Output the data exactly, with every line intact.

*Collected data*.
• • •
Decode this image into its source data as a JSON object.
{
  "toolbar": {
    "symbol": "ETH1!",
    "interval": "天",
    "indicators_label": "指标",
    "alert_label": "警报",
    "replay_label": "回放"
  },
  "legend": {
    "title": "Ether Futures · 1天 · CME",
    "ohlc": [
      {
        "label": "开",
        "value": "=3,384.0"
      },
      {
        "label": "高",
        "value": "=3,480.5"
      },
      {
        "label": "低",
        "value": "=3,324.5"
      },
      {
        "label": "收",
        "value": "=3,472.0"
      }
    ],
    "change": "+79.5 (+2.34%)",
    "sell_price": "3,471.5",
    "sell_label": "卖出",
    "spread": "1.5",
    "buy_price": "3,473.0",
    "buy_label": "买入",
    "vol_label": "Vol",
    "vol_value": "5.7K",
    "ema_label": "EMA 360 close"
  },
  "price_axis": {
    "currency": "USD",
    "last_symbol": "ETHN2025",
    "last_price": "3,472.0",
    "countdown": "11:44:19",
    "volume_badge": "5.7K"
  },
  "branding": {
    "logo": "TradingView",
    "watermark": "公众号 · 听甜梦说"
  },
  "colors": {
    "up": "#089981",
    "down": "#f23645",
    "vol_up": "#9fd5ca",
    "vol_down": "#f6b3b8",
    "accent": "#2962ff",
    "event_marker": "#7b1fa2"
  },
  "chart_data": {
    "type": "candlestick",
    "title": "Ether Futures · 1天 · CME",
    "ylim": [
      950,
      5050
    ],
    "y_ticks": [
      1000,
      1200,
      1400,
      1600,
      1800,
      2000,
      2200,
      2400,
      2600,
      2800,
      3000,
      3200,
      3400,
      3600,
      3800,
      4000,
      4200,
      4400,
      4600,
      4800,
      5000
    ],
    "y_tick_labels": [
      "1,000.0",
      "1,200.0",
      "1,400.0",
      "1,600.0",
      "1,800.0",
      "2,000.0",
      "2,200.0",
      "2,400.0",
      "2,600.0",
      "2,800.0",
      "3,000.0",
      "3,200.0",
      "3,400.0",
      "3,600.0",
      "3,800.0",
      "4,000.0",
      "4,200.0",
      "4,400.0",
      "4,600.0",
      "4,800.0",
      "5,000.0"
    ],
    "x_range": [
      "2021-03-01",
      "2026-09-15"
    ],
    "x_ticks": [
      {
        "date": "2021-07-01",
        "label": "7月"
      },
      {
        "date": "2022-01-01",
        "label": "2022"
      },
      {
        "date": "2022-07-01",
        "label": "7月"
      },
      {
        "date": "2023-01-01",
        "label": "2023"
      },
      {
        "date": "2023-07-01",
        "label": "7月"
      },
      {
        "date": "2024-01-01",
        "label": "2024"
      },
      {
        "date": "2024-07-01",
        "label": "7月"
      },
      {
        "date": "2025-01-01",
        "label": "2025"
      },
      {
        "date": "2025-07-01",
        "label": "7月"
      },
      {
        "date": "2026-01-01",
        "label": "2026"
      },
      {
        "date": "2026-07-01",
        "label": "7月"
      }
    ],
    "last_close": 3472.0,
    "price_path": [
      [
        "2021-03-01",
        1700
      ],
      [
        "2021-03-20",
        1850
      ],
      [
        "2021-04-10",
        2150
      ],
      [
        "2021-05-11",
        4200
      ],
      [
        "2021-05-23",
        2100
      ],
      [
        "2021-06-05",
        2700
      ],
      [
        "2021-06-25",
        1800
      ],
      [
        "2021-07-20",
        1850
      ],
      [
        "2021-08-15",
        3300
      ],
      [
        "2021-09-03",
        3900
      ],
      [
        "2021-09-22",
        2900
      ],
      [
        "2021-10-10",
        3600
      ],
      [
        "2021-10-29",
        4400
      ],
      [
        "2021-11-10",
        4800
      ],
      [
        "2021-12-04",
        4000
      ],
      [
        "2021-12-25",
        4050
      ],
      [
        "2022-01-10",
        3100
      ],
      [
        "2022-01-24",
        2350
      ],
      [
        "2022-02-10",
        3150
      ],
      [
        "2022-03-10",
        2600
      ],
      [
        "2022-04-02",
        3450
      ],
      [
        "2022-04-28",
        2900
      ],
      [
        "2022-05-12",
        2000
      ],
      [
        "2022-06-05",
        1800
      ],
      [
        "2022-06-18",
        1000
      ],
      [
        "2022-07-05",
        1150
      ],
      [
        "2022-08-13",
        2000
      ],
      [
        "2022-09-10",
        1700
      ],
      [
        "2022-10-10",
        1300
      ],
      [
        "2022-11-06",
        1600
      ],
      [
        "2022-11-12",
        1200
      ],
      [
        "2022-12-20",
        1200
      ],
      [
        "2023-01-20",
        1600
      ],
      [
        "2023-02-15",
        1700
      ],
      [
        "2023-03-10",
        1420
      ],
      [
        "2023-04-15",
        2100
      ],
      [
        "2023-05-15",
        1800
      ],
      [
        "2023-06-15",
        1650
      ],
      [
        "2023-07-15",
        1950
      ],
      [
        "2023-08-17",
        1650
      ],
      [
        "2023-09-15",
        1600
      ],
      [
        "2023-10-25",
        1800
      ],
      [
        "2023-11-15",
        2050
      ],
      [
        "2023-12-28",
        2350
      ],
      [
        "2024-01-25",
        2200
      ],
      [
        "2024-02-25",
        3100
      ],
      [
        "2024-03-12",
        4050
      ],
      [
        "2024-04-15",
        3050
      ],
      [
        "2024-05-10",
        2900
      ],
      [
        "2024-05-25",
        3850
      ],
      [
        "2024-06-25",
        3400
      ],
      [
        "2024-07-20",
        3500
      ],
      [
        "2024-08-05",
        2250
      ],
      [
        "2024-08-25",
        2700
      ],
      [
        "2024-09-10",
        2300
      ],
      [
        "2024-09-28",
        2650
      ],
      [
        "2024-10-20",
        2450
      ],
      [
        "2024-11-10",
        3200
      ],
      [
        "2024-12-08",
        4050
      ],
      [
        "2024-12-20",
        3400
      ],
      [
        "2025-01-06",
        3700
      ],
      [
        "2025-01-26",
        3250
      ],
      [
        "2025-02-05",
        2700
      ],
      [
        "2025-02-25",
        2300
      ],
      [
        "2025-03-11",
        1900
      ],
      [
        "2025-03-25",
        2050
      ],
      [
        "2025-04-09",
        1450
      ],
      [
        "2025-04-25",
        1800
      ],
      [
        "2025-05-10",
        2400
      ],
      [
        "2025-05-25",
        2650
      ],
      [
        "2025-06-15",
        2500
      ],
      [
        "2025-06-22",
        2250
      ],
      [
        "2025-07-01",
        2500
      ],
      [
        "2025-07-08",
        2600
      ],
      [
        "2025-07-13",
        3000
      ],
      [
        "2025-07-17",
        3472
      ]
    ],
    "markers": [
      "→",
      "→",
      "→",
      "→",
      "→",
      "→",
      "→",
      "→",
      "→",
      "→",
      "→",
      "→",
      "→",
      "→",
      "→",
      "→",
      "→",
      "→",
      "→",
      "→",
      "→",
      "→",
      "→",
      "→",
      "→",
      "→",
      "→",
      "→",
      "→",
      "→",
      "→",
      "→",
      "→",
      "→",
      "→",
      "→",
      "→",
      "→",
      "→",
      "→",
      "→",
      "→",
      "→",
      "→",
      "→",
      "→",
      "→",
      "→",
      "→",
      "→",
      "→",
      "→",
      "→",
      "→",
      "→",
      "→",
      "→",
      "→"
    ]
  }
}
• • •
*Final result*.
Decode this image into its source data as a JSON object.
{
  "toolbar": {
    "symbol": "ETH1!",
    "interval": "天",
    "indicators_label": "指标",
    "alert_label": "警报",
    "replay_label": "回放"
  },
  "legend": {
    "title": "Ether Futures · 1天 · CME",
    "ohlc": [
      {
        "label": "开",
        "value": "=3,384.0"
      },
      {
        "label": "高",
        "value": "=3,480.5"
      },
      {
        "label": "低",
        "value": "=3,324.5"
      },
      {
        "label": "收",
        "value": "=3,472.0"
      }
    ],
    "change": "+79.5 (+2.34%)",
    "sell_price": "3,471.5",
    "sell_label": "卖出",
    "spread": "1.5",
    "buy_price": "3,473.0",
    "buy_label": "买入",
    "vol_label": "Vol",
    "vol_value": "5.7K",
    "ema_label": "EMA 360 close"
  },
  "price_axis": {
    "currency": "USD",
    "last_symbol": "ETHN2025",
    "last_price": "3,472.0",
    "countdown": "11:44:19",
    "volume_badge": "5.7K"
  },
  "branding": {
    "logo": "TradingView",
    "watermark": "公众号 · 听甜梦说"
  },
  "colors": {
    "up": "#089981",
    "down": "#f23645",
    "vol_up": "#9fd5ca",
    "vol_down": "#f6b3b8",
    "accent": "#2962ff",
    "event_marker": "#7b1fa2"
  },
  "chart_data": {
    "type": "candlestick",
    "title": "Ether Futures · 1天 · CME",
    "ylim": [
      950,
      5050
    ],
    "y_ticks": [
      1000,
      1200,
      1400,
      1600,
      1800,
      2000,
      2200,
      2400,
      2600,
      2800,
      3000,
      3200,
      3400,
      3600,
      3800,
      4000,
      4200,
      4400,
      4600,
      4800,
      5000
    ],
    "y_tick_labels": [
      "1,000.0",
      "1,200.0",
      "1,400.0",
      "1,600.0",
      "1,800.0",
      "2,000.0",
      "2,200.0",
      "2,400.0",
      "2,600.0",
      "2,800.0",
      "3,000.0",
      "3,200.0",
      "3,400.0",
      "3,600.0",
      "3,800.0",
      "4,000.0",
      "4,200.0",
      "4,400.0",
      "4,600.0",
      "4,800.0",
      "5,000.0"
    ],
    "x_range": [
      "2021-03-01",
      "2026-09-15"
    ],
    "x_ticks": [
      {
        "date": "2021-07-01",
        "label": "7月"
      },
      {
        "date": "2022-01-01",
        "label": "2022"
      },
      {
        "date": "2022-07-01",
        "label": "7月"
      },
      {
        "date": "2023-01-01",
        "label": "2023"
      },
      {
        "date": "2023-07-01",
        "label": "7月"
      },
      {
        "date": "2024-01-01",
        "label": "2024"
      },
      {
        "date": "2024-07-01",
        "label": "7月"
      },
      {
        "date": "2025-01-01",
        "label": "2025"
      },
      {
        "date": "2025-07-01",
        "label": "7月"
      },
      {
        "date": "2026-01-01",
        "label": "2026"
      },
      {
        "date": "2026-07-01",
        "label": "7月"
      }
    ],
    "last_close": 3472.0,
    "price_path": [
      [
        "2021-03-01",
        1700
      ],
      [
        "2021-03-20",
        1850
      ],
      [
        "2021-04-10",
        2150
      ],
      [
        "2021-05-11",
        4200
      ],
      [
        "2021-05-23",
        2100
      ],
      [
        "2021-06-05",
        2700
      ],
      [
        "2021-06-25",
        1800
      ],
      [
        "2021-07-20",
        1850
      ],
      [
        "2021-08-15",
        3300
      ],
      [
        "2021-09-03",
        3900
      ],
      [
        "2021-09-22",
        2900
      ],
      [
        "2021-10-10",
        3600
      ],
      [
        "2021-10-29",
        4400
      ],
      [
        "2021-11-10",
        4800
      ],
      [
        "2021-12-04",
        4000
      ],
      [
        "2021-12-25",
        4050
      ],
      [
        "2022-01-10",
        3100
      ],
      [
        "2022-01-24",
        2350
      ],
      [
        "2022-02-10",
        3150
      ],
      [
        "2022-03-10",
        2600
      ],
      [
        "2022-04-02",
        3450
      ],
      [
        "2022-04-28",
        2900
      ],
      [
        "2022-05-12",
        2000
      ],
      [
        "2022-06-05",
        1800
      ],
      [
        "2022-06-18",
        1000
      ],
      [
        "2022-07-05",
        1150
      ],
      [
        "2022-08-13",
        2000
      ],
      [
        "2022-09-10",
        1700
      ],
      [
        "2022-10-10",
        1300
      ],
      [
        "2022-11-06",
        1600
      ],
      [
        "2022-11-12",
        1200
      ],
      [
        "2022-12-20",
        1200
      ],
      [
        "2023-01-20",
        1600
      ],
      [
        "2023-02-15",
        1700
      ],
      [
        "2023-03-10",
        1420
      ],
      [
        "2023-04-15",
        2100
      ],
      [
        "2023-05-15",
        1800
      ],
      [
        "2023-06-15",
        1650
      ],
      [
        "2023-07-15",
        1950
      ],
      [
        "2023-08-17",
        1650
      ],
      [
        "2023-09-15",
        1600
      ],
      [
        "2023-10-25",
        1800
      ],
      [
        "2023-11-15",
        2050
      ],
      [
        "2023-12-28",
        2350
      ],
      [
        "2024-01-25",
        2200
      ],
      [
        "2024-02-25",
        3100
      ],
      [
        "2024-03-12",
        4050
      ],
      [
        "2024-04-15",
        3050
      ],
      [
        "2024-05-10",
        2900
      ],
      [
        "2024-05-25",
        3850
      ],
      [
        "2024-06-25",
        3400
      ],
      [
        "2024-07-20",
        3500
      ],
      [
        "2024-08-05",
        2250
      ],
      [
        "2024-08-25",
        2700
      ],
      [
        "2024-09-10",
        2300
      ],
      [
        "2024-09-28",
        2650
      ],
      [
        "2024-10-20",
        2450
      ],
      [
        "2024-11-10",
        3200
      ],
      [
        "2024-12-08",
        4050
      ],
      [
        "2024-12-20",
        3400
      ],
      [
        "2025-01-06",
        3700
      ],
      [
        "2025-01-26",
        3250
      ],
      [
        "2025-02-05",
        2700
      ],
      [
        "2025-02-25",
        2300
      ],
      [
        "2025-03-11",
        1900
      ],
      [
        "2025-03-25",
        2050
      ],
      [
        "2025-04-09",
        1450
      ],
      [
        "2025-04-25",
        1800
      ],
      [
        "2025-05-10",
        2400
      ],
      [
        "2025-05-25",
        2650
      ],
      [
        "2025-06-15",
        2500
      ],
      [
        "2025-06-22",
        2250
      ],
      [
        "2025-07-01",
        2500
      ],
      [
        "2025-07-08",
        2600
      ],
      [
        "2025-07-13",
        3000
      ],
      [
        "2025-07-17",
        3472
      ]
    ],
    "markers": [
      "→",
      "→",
      "→",
      "→",
      "→",
      "→",
      "→",
      "→",
      "→",
      "→",
      "→",
      "→",
      "→",
      "→",
      "→",
      "→",
      "→",
      "→",
      "→",
      "→",
      "→",
      "→",
      "→",
      "→",
      "→",
      "→",
      "→",
      "→",
      "→",
      "→",
      "→",
      "→",
      "→",
      "→",
      "→",
      "→",
      "→",
      "→",
      "→",
      "→",
      "→",
      "→",
      "→",
      "→",
      "→",
      "→",
      "→",
      "→",
      "→",
      "→",
      "→",
      "→",
      "→",
      "→",
      "→",
      "→",
      "→",
      "→"
    ]
  }
}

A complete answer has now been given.